**Problem details**
Reproduction without pictures: print every entry precisely as written.

**Records to use**
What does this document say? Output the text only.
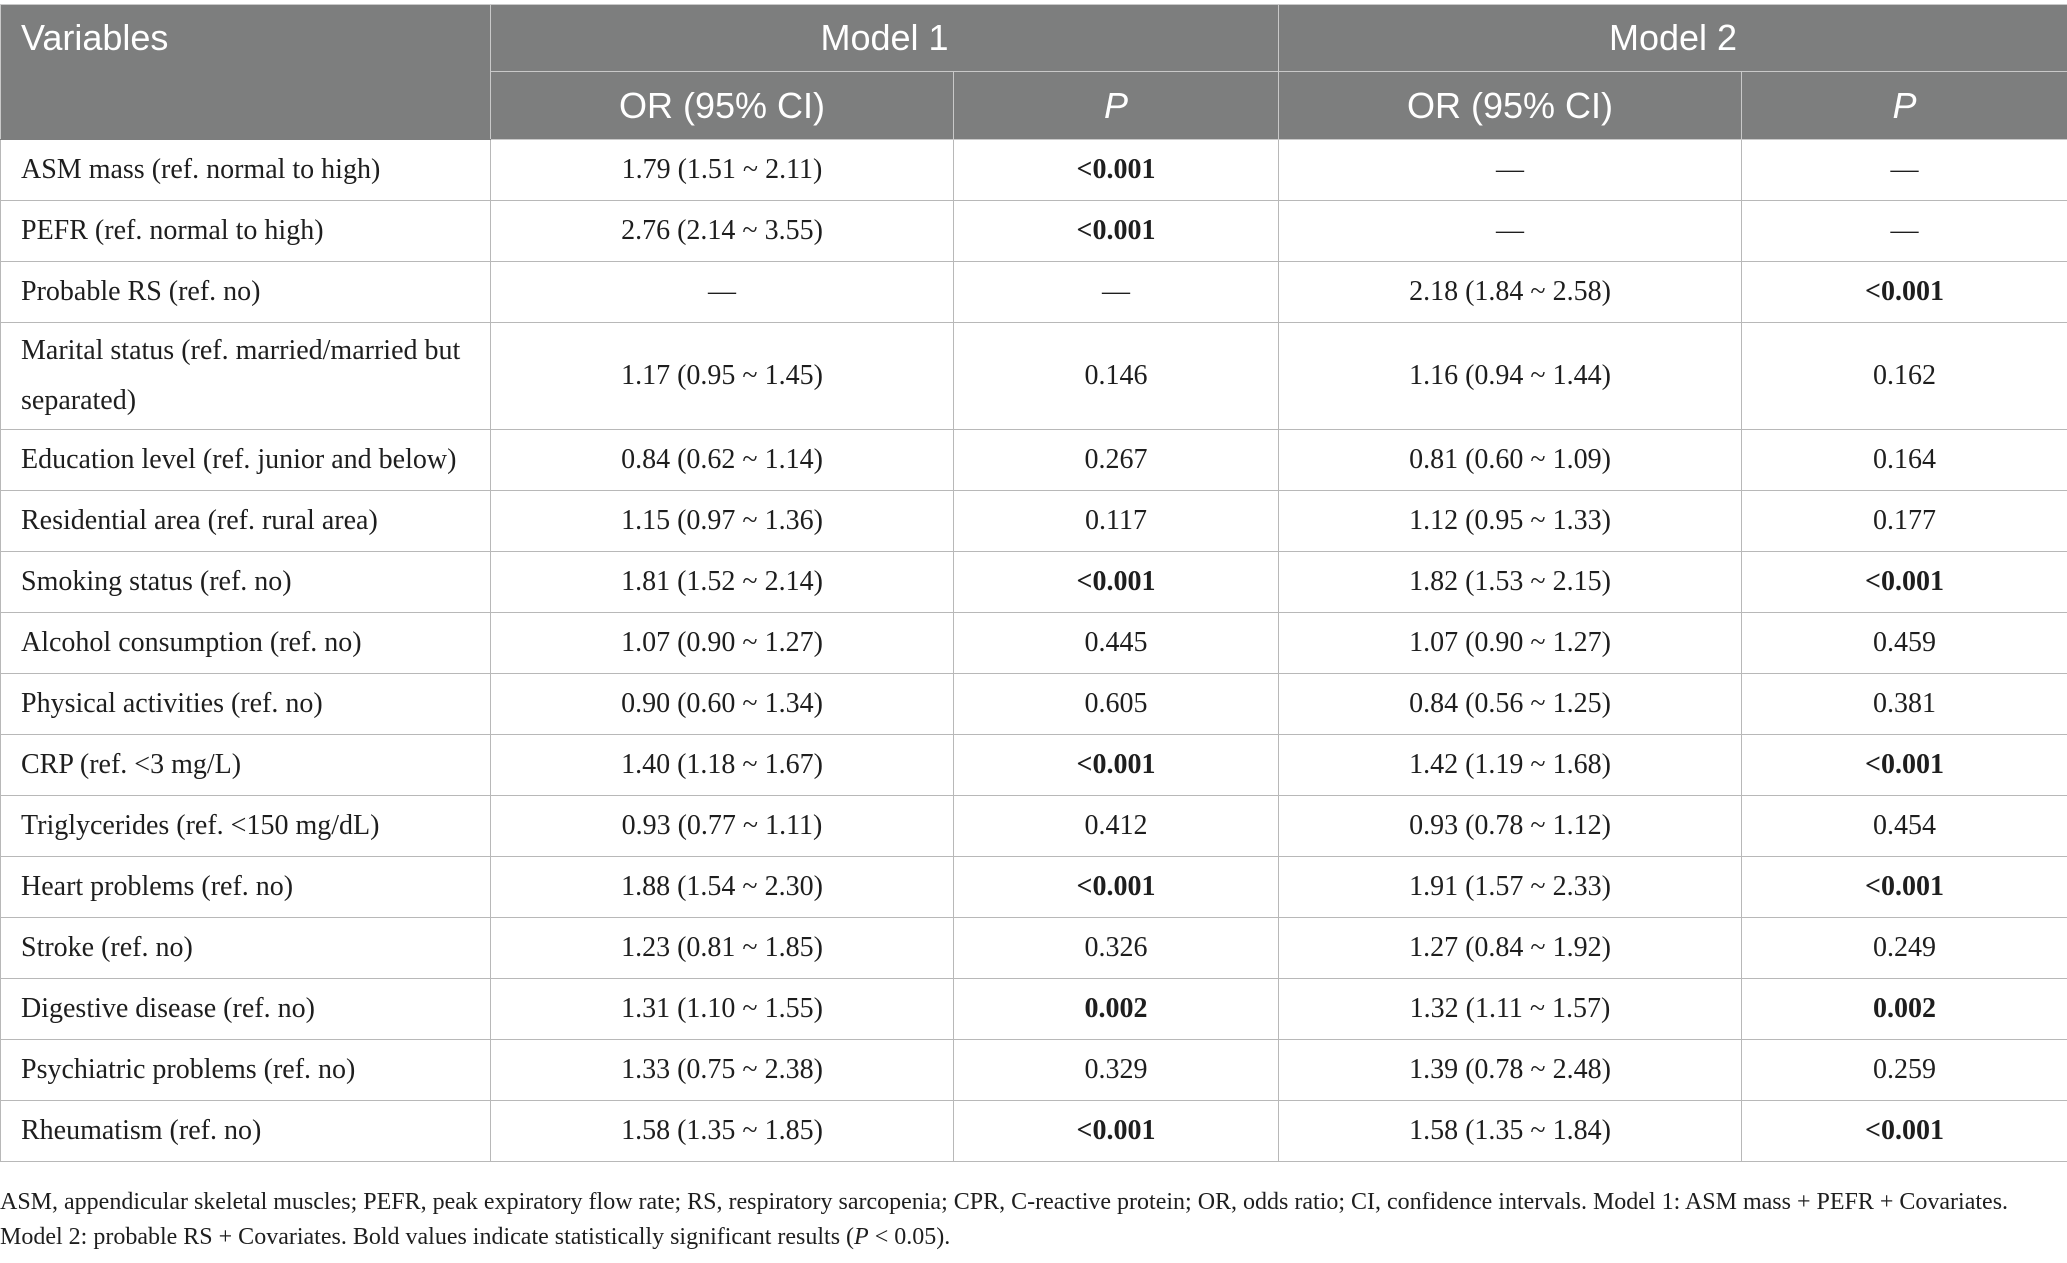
Variables	Model 1		Model 2	
	OR (95% CI)	P	OR (95% CI)	P
ASM mass (ref. normal to high)	1.79 (1.51 ~ 2.11)	<0.001	—	—
PEFR (ref. normal to high)	2.76 (2.14 ~ 3.55)	<0.001	—	—
Probable RS (ref. no)	—	—	2.18 (1.84 ~ 2.58)	<0.001
Marital status (ref. married/married but separated)	1.17 (0.95 ~ 1.45)	0.146	1.16 (0.94 ~ 1.44)	0.162
Education level (ref. junior and below)	0.84 (0.62 ~ 1.14)	0.267	0.81 (0.60 ~ 1.09)	0.164
Residential area (ref. rural area)	1.15 (0.97 ~ 1.36)	0.117	1.12 (0.95 ~ 1.33)	0.177
Smoking status (ref. no)	1.81 (1.52 ~ 2.14)	<0.001	1.82 (1.53 ~ 2.15)	<0.001
Alcohol consumption (ref. no)	1.07 (0.90 ~ 1.27)	0.445	1.07 (0.90 ~ 1.27)	0.459
Physical activities (ref. no)	0.90 (0.60 ~ 1.34)	0.605	0.84 (0.56 ~ 1.25)	0.381
CRP (ref. <3 mg/L)	1.40 (1.18 ~ 1.67)	<0.001	1.42 (1.19 ~ 1.68)	<0.001
Triglycerides (ref. <150 mg/dL)	0.93 (0.77 ~ 1.11)	0.412	0.93 (0.78 ~ 1.12)	0.454
Heart problems (ref. no)	1.88 (1.54 ~ 2.30)	<0.001	1.91 (1.57 ~ 2.33)	<0.001
Stroke (ref. no)	1.23 (0.81 ~ 1.85)	0.326	1.27 (0.84 ~ 1.92)	0.249
Digestive disease (ref. no)	1.31 (1.10 ~ 1.55)	0.002	1.32 (1.11 ~ 1.57)	0.002
Psychiatric problems (ref. no)	1.33 (0.75 ~ 2.38)	0.329	1.39 (0.78 ~ 2.48)	0.259
Rheumatism (ref. no)	1.58 (1.35 ~ 1.85)	<0.001	1.58 (1.35 ~ 1.84)	<0.001
ASM, appendicular skeletal muscles; PEFR, peak expiratory flow rate; RS, respiratory sarcopenia; CPR, C-reactive protein; OR, odds ratio; CI, confidence intervals. Model 1: ASM mass + PEFR + Covariates. Model 2: probable RS + Covariates. Bold values indicate statistically significant results (P < 0.05).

**The answer**
What does this document say? Output the text only.
Variables	Model 1		Model 2	
	OR (95% CI)	P	OR (95% CI)	P
ASM mass (ref. normal to high)	1.79 (1.51 ~ 2.11)	<0.001	—	—
PEFR (ref. normal to high)	2.76 (2.14 ~ 3.55)	<0.001	—	—
Probable RS (ref. no)	—	—	2.18 (1.84 ~ 2.58)	<0.001
Marital status (ref. married/married but separated)	1.17 (0.95 ~ 1.45)	0.146	1.16 (0.94 ~ 1.44)	0.162
Education level (ref. junior and below)	0.84 (0.62 ~ 1.14)	0.267	0.81 (0.60 ~ 1.09)	0.164
Residential area (ref. rural area)	1.15 (0.97 ~ 1.36)	0.117	1.12 (0.95 ~ 1.33)	0.177
Smoking status (ref. no)	1.81 (1.52 ~ 2.14)	<0.001	1.82 (1.53 ~ 2.15)	<0.001
Alcohol consumption (ref. no)	1.07 (0.90 ~ 1.27)	0.445	1.07 (0.90 ~ 1.27)	0.459
Physical activities (ref. no)	0.90 (0.60 ~ 1.34)	0.605	0.84 (0.56 ~ 1.25)	0.381
CRP (ref. <3 mg/L)	1.40 (1.18 ~ 1.67)	<0.001	1.42 (1.19 ~ 1.68)	<0.001
Triglycerides (ref. <150 mg/dL)	0.93 (0.77 ~ 1.11)	0.412	0.93 (0.78 ~ 1.12)	0.454
Heart problems (ref. no)	1.88 (1.54 ~ 2.30)	<0.001	1.91 (1.57 ~ 2.33)	<0.001
Stroke (ref. no)	1.23 (0.81 ~ 1.85)	0.326	1.27 (0.84 ~ 1.92)	0.249
Digestive disease (ref. no)	1.31 (1.10 ~ 1.55)	0.002	1.32 (1.11 ~ 1.57)	0.002
Psychiatric problems (ref. no)	1.33 (0.75 ~ 2.38)	0.329	1.39 (0.78 ~ 2.48)	0.259
Rheumatism (ref. no)	1.58 (1.35 ~ 1.85)	<0.001	1.58 (1.35 ~ 1.84)	<0.001
ASM, appendicular skeletal muscles; PEFR, peak expiratory flow rate; RS, respiratory sarcopenia; CPR, C-reactive protein; OR, odds ratio; CI, confidence intervals. Model 1: ASM mass + PEFR + Covariates. Model 2: probable RS + Covariates. Bold values indicate statistically significant results (P < 0.05).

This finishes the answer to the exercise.